(Stored data entries)
|---|
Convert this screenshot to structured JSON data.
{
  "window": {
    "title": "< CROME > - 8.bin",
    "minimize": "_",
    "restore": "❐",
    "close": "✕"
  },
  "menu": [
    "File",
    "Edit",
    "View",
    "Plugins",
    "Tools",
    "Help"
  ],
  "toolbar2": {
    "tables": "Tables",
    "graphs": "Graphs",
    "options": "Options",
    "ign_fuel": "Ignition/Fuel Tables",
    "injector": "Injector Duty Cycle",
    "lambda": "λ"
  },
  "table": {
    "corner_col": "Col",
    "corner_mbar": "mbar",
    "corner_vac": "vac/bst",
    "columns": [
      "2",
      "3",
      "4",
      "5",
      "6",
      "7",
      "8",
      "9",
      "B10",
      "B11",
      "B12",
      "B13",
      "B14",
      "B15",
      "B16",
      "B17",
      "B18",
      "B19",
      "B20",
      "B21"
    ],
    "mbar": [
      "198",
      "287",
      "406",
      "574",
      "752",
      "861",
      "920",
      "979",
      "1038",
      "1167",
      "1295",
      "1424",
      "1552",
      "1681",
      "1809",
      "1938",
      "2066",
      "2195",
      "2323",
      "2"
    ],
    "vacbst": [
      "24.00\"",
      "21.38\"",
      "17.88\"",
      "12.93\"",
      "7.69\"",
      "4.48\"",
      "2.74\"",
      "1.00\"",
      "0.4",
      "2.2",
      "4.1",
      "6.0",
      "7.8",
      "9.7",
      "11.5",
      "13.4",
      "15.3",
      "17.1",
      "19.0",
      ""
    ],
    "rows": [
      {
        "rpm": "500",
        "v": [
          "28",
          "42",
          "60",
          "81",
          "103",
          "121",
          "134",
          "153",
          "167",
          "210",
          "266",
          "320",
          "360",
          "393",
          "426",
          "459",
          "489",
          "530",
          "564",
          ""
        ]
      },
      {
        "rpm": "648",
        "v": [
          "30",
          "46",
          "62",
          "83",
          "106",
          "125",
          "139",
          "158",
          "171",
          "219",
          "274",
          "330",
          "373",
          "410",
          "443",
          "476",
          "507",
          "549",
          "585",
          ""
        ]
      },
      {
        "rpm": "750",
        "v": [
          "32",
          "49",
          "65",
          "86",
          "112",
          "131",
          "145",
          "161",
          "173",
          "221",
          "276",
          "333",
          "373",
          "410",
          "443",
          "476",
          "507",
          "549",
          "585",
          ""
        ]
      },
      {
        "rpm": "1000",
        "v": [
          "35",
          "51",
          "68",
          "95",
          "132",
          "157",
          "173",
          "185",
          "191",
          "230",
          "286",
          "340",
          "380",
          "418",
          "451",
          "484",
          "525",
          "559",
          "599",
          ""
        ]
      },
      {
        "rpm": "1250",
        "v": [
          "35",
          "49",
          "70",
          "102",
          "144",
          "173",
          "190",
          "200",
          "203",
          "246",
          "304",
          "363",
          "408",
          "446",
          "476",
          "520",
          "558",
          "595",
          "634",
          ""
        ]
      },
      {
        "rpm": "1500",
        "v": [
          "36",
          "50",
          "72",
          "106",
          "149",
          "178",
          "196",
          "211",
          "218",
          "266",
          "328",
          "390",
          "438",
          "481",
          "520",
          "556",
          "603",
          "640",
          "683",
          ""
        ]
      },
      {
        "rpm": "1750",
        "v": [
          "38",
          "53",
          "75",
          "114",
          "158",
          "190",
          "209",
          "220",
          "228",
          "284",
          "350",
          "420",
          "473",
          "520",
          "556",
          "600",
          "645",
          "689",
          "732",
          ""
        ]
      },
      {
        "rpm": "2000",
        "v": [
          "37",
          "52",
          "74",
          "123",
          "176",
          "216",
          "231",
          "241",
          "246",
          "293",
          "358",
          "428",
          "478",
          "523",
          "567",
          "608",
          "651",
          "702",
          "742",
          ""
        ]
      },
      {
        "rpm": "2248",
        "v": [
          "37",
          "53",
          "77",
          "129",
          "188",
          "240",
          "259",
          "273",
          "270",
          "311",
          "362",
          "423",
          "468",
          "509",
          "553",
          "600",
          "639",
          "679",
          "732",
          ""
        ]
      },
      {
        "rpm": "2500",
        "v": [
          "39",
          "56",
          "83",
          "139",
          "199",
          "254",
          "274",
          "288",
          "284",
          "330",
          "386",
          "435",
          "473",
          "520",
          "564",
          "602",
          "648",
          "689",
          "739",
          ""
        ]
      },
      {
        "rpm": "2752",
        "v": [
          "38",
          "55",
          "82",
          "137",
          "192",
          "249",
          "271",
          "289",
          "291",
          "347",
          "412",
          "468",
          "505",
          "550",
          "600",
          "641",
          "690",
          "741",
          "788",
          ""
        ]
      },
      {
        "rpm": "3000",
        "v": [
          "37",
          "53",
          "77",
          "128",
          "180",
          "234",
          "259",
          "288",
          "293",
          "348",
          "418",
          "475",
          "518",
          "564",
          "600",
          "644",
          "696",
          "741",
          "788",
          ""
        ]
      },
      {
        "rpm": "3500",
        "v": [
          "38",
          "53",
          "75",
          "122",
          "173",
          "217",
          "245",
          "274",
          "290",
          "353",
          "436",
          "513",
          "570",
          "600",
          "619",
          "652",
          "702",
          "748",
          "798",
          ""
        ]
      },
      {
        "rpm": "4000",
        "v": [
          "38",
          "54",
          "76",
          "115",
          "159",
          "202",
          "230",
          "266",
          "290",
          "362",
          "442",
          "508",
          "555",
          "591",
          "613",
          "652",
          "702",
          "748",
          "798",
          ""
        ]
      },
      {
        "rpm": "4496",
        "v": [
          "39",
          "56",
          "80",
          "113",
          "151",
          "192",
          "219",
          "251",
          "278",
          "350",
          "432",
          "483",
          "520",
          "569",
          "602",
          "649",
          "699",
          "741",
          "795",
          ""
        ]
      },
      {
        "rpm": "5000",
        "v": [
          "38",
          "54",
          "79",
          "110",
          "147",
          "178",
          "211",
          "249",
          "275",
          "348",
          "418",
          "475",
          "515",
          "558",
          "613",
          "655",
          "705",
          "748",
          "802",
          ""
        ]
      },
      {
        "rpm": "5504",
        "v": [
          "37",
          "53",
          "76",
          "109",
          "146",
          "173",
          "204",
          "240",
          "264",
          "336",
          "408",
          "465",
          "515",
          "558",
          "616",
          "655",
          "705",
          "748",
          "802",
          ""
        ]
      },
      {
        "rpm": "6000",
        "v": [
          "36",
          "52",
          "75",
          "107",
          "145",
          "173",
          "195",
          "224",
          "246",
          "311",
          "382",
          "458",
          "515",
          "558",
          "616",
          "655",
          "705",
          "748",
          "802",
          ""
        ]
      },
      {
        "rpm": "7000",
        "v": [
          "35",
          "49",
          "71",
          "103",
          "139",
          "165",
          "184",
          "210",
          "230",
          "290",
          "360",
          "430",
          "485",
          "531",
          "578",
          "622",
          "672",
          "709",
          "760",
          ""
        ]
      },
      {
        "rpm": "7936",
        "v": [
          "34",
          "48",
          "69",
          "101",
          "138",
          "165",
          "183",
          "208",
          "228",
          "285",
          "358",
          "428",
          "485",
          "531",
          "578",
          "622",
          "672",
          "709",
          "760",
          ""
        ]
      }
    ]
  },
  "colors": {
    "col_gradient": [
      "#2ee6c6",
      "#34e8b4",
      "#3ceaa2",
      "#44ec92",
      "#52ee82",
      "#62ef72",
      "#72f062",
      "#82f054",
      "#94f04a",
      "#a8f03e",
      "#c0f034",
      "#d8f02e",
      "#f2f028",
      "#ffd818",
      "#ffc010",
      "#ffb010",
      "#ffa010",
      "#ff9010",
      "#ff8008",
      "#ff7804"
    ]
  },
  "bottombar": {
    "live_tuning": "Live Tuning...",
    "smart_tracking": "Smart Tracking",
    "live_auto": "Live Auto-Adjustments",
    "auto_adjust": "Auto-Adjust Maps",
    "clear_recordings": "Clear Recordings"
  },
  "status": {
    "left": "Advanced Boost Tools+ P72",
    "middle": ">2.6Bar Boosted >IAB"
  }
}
|---|
=== DO THIS ===
Find how many of the lines above have the word "Tables" in them. State only that number.

=== ANSWER FOR THE TASK ===
2